[Stated task]: Copy each line of the entries that contains the word "vaga".
===== Input records =====
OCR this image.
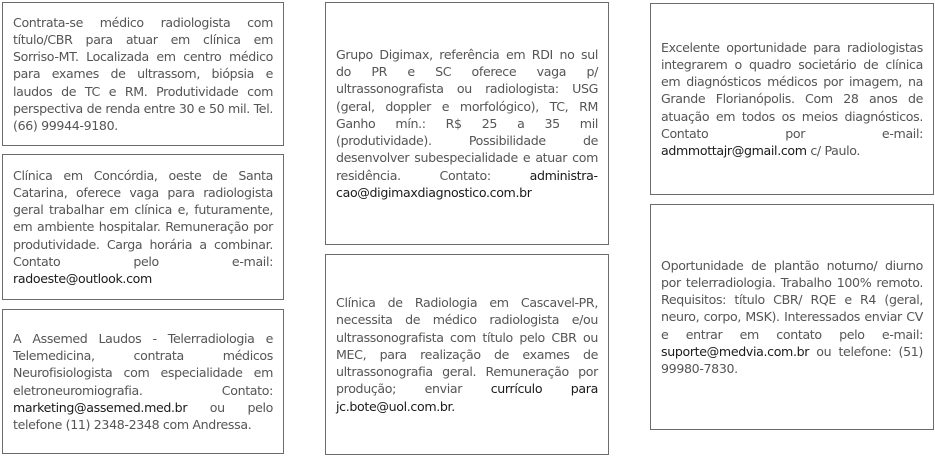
Contrata-se médico radiologista com título/CBR para atuar em clínica em Sorriso-MT. Localizada em centro médico para exames de ultrassom, biópsia e laudos de TC e RM. Produtividade com perspectiva de renda entre 30 e 50 mil. Tel. (66) 99944-9180.
Clínica em Concórdia, oeste de Santa Catarina, oferece vaga para radiologista geral trabalhar em clínica e, futuramente, em ambiente hospitalar. Remuneração por produtividade. Carga horária a combinar. Contato pelo e-mail: radoeste@outlook.com
A Assemed Laudos - Telerradiologia e Telemedicina, contrata médicos Neurofisiologista com especialidade em eletroneuromiografia. Contato: marketing@assemed.med.br ou pelo telefone (11) 2348-2348 com Andressa.
Grupo Digimax, referência em RDI no sul do PR e SC oferece vaga p/ ultrassonografista ou radiologista: USG (geral, doppler e morfológico), TC, RM Ganho mín.: R$ 25 a 35 mil (produtividade). Possibilidade de desenvolver subespecialidade e atuar com residência. Contato: administracao@digimaxdiagnostico.com.br
Clínica de Radiologia em Cascavel-PR, necessita de médico radiologista e/ou ultrassonografista com título pelo CBR ou MEC, para realização de exames de ultrassonografia geral. Remuneração por produção; enviar currículo para jc.bote@uol.com.br.
Excelente oportunidade para radiologistas integrarem o quadro societário de clínica em diagnósticos médicos por imagem, na Grande Florianópolis. Com 28 anos de atuação em todos os meios diagnósticos. Contato por e-mail: admmottajr@gmail.com c/ Paulo.
Oportunidade de plantão noturno/ diurno por telerradiologia. Trabalho 100% remoto. Requisitos: título CBR/ RQE e R4 (geral, neuro, corpo, MSK). Interessados enviar CV e entrar em contato pelo e-mail: suporte@medvia.com.br ou telefone: (51) 99980-7830.
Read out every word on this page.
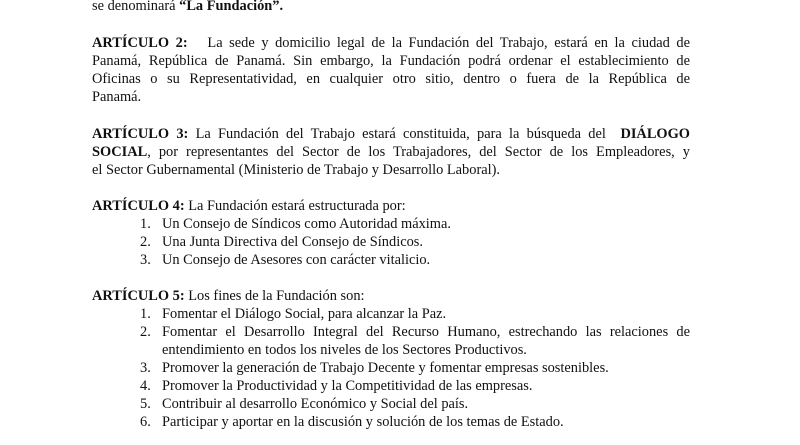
se denominará “La Fundación”.
ARTÍCULO 2: La sede y domicilio legal de la Fundación del Trabajo, estará en la ciudad de
Panamá, República de Panamá. Sin embargo, la Fundación podrá ordenar el establecimiento de
Oficinas o su Representatividad, en cualquier otro sitio, dentro o fuera de la República de
Panamá.
ARTÍCULO 3: La Fundación del Trabajo estará constituida, para la búsqueda del DIÁLOGO
SOCIAL, por representantes del Sector de los Trabajadores, del Sector de los Empleadores, y
el Sector Gubernamental (Ministerio de Trabajo y Desarrollo Laboral).
ARTÍCULO 4: La Fundación estará estructurada por:
1. Un Consejo de Síndicos como Autoridad máxima.
2. Una Junta Directiva del Consejo de Síndicos.
3. Un Consejo de Asesores con carácter vitalicio.
ARTÍCULO 5: Los fines de la Fundación son:
1. Fomentar el Diálogo Social, para alcanzar la Paz.
2. Fomentar el Desarrollo Integral del Recurso Humano, estrechando las relaciones de
entendimiento en todos los niveles de los Sectores Productivos.
3. Promover la generación de Trabajo Decente y fomentar empresas sostenibles.
4. Promover la Productividad y la Competitividad de las empresas.
5. Contribuir al desarrollo Económico y Social del país.
6. Participar y aportar en la discusión y solución de los temas de Estado.
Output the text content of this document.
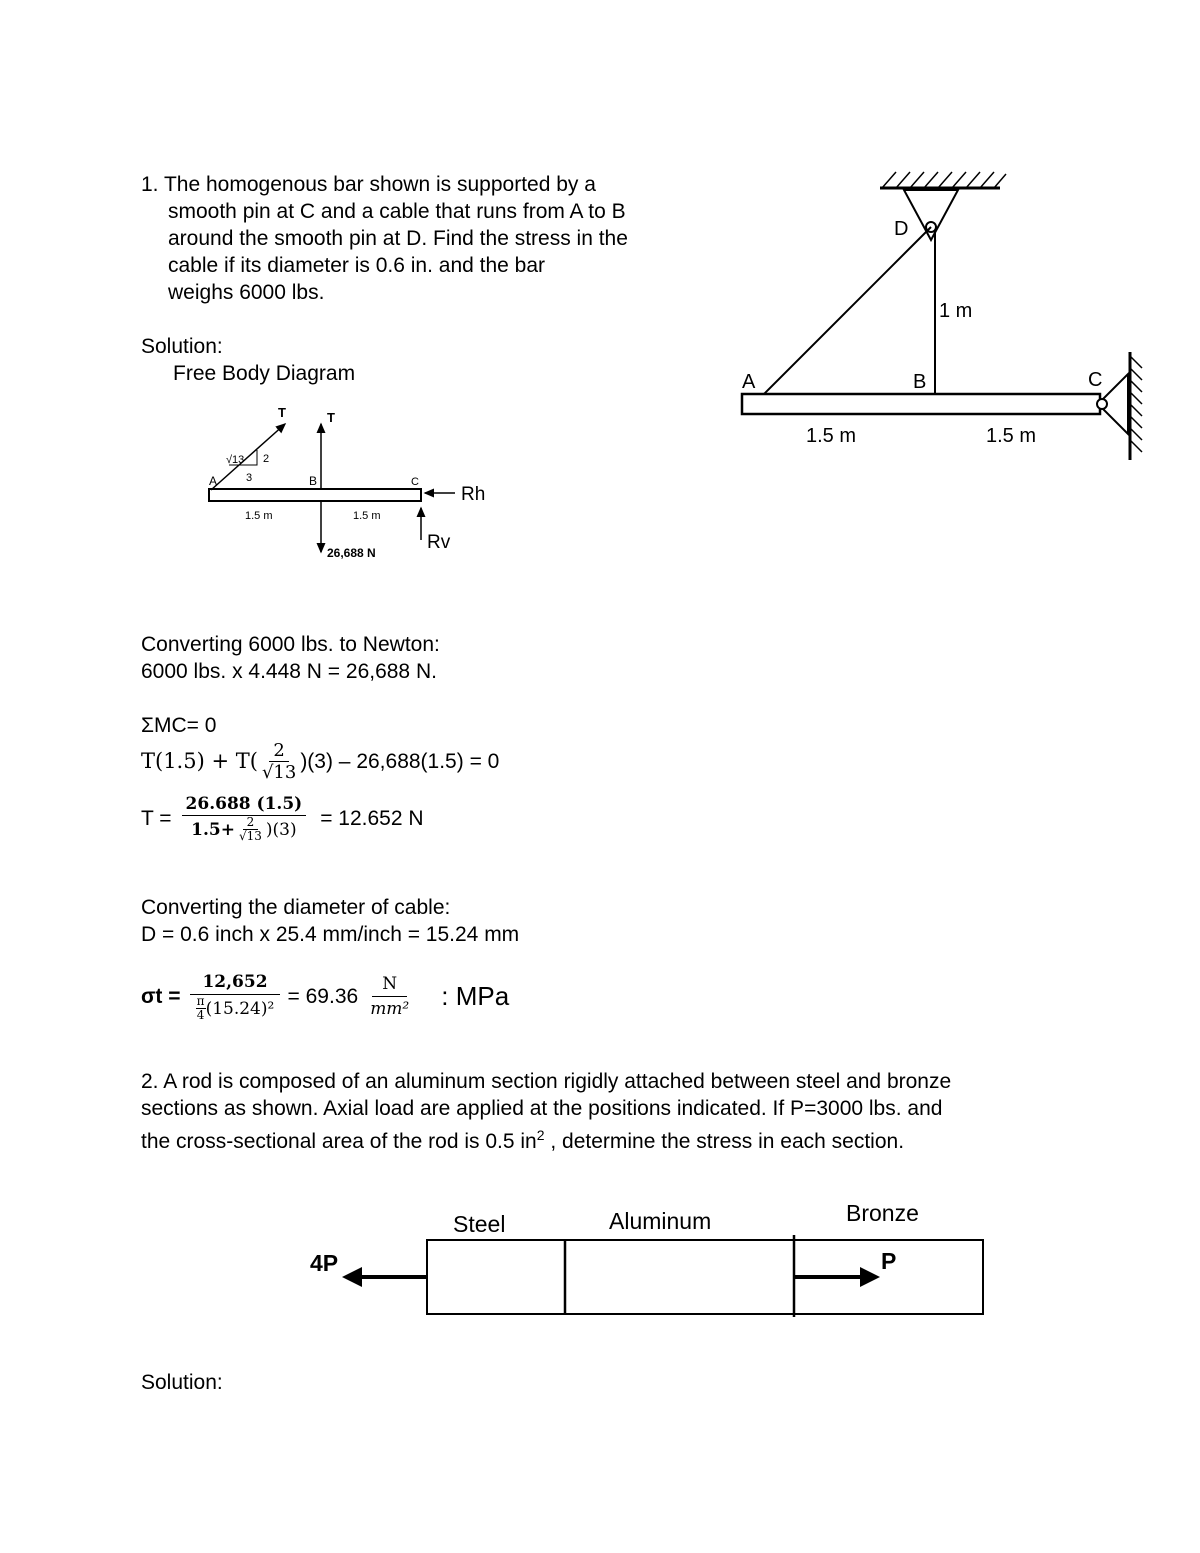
1. The homogenous bar shown is supported by a
smooth pin at C and a cable that runs from A to B
around the smooth pin at D. Find the stress in the
cable if its diameter is 0.6 in. and the bar
weighs 6000 lbs.
Solution:
Free Body Diagram
T	T
√13 2
3
A	B	C
1.5 m	1.5 m
26,688 N
Rh
Rv
D
1 m
A	B	C
1.5 m	1.5 m
Converting 6000 lbs. to Newton:
6000 lbs. x 4.448 N = 26,688 N.
ΣMC= 0
$T(1.5) + T( \frac{2}{√13} )(3) - 26,688(1.5) = 0$
$T = \frac{26.688 (1.5)}{1.5+ \frac{2}{√13} )(3)} = 12.652$ N
Converting the diameter of cable:
D = 0.6 inch x 25.4 mm/inch = 15.24 mm
$\sigma t = \frac{12,652}{\frac{\pi}{4} (15.24)^2} = 69.36 \frac{N}{\text{mm²}}$ : MPa
2. A rod is composed of an aluminum section rigidly attached between steel and bronze
sections as shown. Axial load are applied at the positions indicated. If P=3000 lbs. and
the cross-sectional area of the rod is 0.5 $in^2$ , determine the stress in each section.
Steel	Aluminum	Bronze
4P	P
Solution:
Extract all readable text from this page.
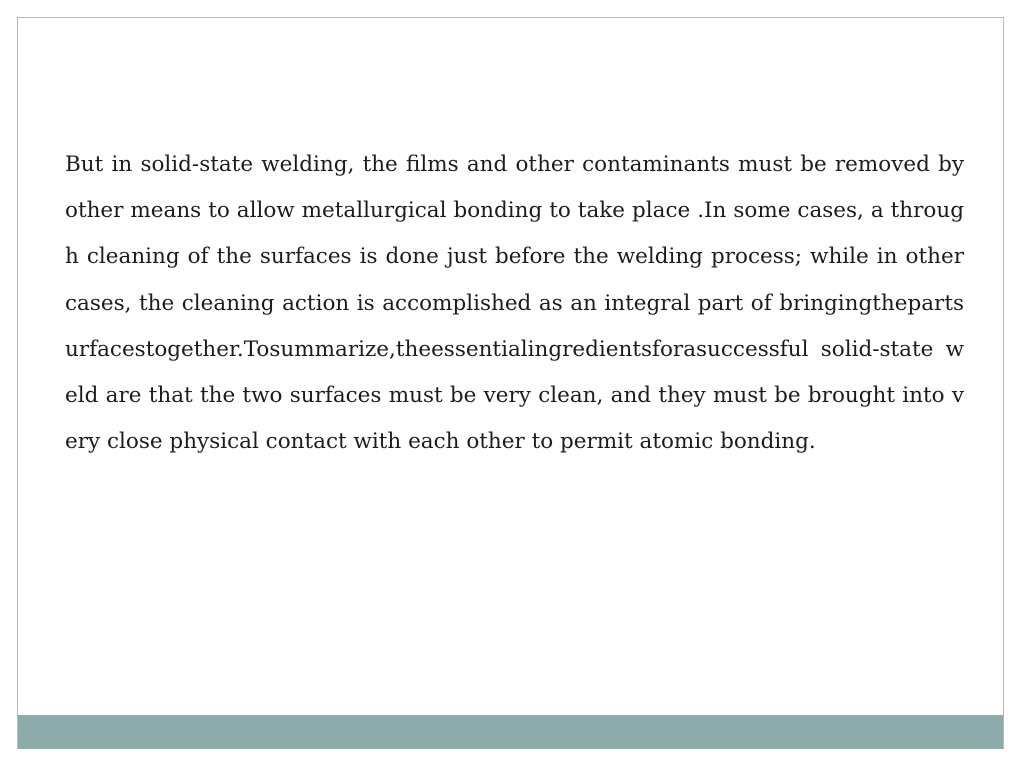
But in solid-state welding, the films and other contaminants must be removed by other means to allow metallurgical bonding to take place .In some cases, a through cleaning of the surfaces is done just before the welding process; while in other cases, the cleaning action is accomplished as an integral part of bringingthepartsurfacestogether.Tosummarize,theessentialingredientsforasuccessful solid-state weld are that the two surfaces must be very clean, and they must be brought into very close physical contact with each other to permit atomic bonding.
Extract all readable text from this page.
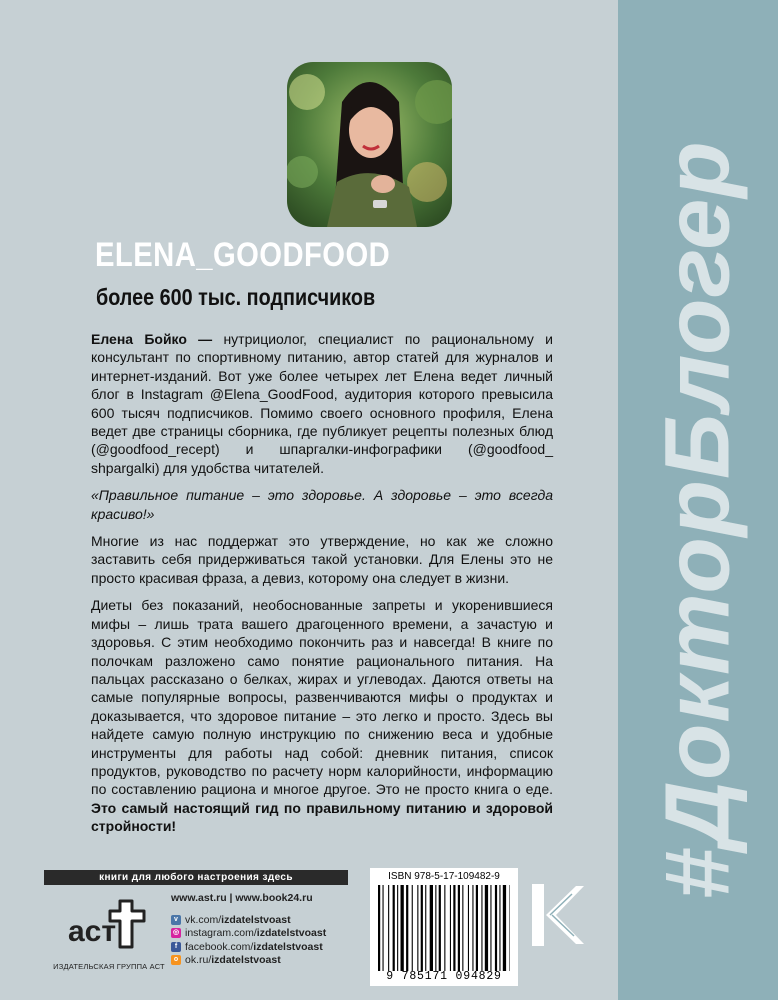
#ДокторБлогер
ELENA_GOODFOOD
более 600 тыс. подписчиков

Елена Бойко — нутрициолог, специалист по рациональному и консультант по спортивному питанию, автор статей для журналов и интернет-изданий. Вот уже более четырех лет Елена ведет личный блог в Instagram @Elena_GoodFood, аудитория которого превысила 600 тысяч подписчиков. Помимо своего основного профиля, Елена ведет две страницы сборника, где публикует рецепты полезных блюд (@goodfood_recept) и шпаргалки-инфографики (@goodfood_ shpargalki) для удобства читателей.

«Правильное питание – это здоровье. А здоровье – это всегда красиво!»

Многие из нас поддержат это утверждение, но как же сложно заставить себя придерживаться такой установки. Для Елены это не просто красивая фраза, а девиз, которому она следует в жизни.

Диеты без показаний, необоснованные запреты и укоренившиеся мифы – лишь трата вашего драгоценного времени, а зачастую и здоровья. С этим необходимо покончить раз и навсегда! В книге по полочкам разложено само понятие рационального питания. На пальцах рассказано о белках, жирах и углеводах. Даются ответы на самые популярные вопросы, развенчиваются мифы о продуктах и доказывается, что здоровое питание – это легко и просто. Здесь вы найдете самую полную инструкцию по снижению веса и удобные инструменты для работы над собой: дневник питания, список продуктов, руководство по расчету норм калорийности, информацию по составлению рациона и многое другое. Это не просто книга о еде. Это самый настоящий гид по правильному питанию и здоровой стройности!

книги для любого настроения здесь
аст
ИЗДАТЕЛЬСКАЯ ГРУППА АСТ
www.ast.ru | www.book24.ru
v vk.com/ izdatelstvoast
◎ instagram.com/ izdatelstvoast
f facebook.com/ izdatelstvoast
o ok.ru/ izdatelstvoast
ISBN 978-5-17-109482-9
9 785171 094829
=====
[Solved exercise]:
Clínica em Concórdia, oeste de Santa Catarina, oferece vaga para radiologista geral trabalhar em clínica e, futuramente, em ambiente hospitalar. Remuneração por produtividade. Carga horária a combinar. Contato pelo e-mail: radoeste@outlook.com
Grupo Digimax, referência em RDI no sul do PR e SC oferece vaga p/ ultrassonografista ou radiologista: USG (geral, doppler e morfológico), TC, RM Ganho mín.: R$ 25 a 35 mil (produtividade). Possibilidade de desenvolver subespecialidade e atuar com residência. Contato: administracao@digimaxdiagnostico.com.br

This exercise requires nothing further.